# PROBLEM TO WORK ON
Find the lines that hold the word "peace" and return them.

# RECORD SET start

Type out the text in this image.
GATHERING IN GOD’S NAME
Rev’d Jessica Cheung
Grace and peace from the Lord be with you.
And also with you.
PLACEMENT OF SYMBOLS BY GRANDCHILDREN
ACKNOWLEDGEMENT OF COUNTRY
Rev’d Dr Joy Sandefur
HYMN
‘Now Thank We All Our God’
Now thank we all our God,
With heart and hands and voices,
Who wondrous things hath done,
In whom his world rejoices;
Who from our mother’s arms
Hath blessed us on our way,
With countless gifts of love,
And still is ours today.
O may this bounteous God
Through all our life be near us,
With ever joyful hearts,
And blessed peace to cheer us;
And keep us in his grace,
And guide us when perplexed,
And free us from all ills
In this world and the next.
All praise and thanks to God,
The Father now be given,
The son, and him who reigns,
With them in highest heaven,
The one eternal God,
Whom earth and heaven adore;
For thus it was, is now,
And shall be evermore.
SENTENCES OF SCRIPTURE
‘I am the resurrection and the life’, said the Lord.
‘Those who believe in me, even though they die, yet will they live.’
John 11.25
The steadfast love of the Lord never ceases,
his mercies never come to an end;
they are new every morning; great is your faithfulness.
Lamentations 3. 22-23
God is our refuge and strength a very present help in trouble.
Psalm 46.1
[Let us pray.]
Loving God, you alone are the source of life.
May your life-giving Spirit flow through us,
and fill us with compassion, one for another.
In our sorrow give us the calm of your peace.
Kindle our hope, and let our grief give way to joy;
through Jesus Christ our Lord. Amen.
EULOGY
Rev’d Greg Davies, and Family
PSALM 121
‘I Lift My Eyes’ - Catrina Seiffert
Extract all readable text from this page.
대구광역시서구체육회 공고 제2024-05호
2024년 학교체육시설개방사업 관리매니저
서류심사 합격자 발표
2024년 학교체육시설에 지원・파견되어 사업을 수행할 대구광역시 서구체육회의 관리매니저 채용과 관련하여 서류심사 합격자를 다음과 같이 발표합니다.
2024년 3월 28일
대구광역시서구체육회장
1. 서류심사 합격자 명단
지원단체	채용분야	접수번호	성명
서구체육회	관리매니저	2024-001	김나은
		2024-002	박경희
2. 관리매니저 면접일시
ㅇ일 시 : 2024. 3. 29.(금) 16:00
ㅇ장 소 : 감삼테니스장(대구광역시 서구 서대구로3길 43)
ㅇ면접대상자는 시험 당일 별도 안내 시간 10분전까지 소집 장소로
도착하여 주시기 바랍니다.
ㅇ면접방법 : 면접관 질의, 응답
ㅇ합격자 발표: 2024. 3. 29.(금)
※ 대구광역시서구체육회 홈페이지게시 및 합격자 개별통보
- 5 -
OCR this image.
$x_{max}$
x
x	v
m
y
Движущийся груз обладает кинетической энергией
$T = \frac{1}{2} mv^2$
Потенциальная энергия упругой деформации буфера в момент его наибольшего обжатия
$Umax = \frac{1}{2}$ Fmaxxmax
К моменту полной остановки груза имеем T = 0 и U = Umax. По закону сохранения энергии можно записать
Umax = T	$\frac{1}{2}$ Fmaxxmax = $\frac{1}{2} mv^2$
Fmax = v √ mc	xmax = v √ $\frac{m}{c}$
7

# RECORD SET end

# RESULT OF THIS EXERCISE
Grace and peace from the Lord be with you.
And blessed peace to cheer us;
In our sorrow give us the calm of your peace.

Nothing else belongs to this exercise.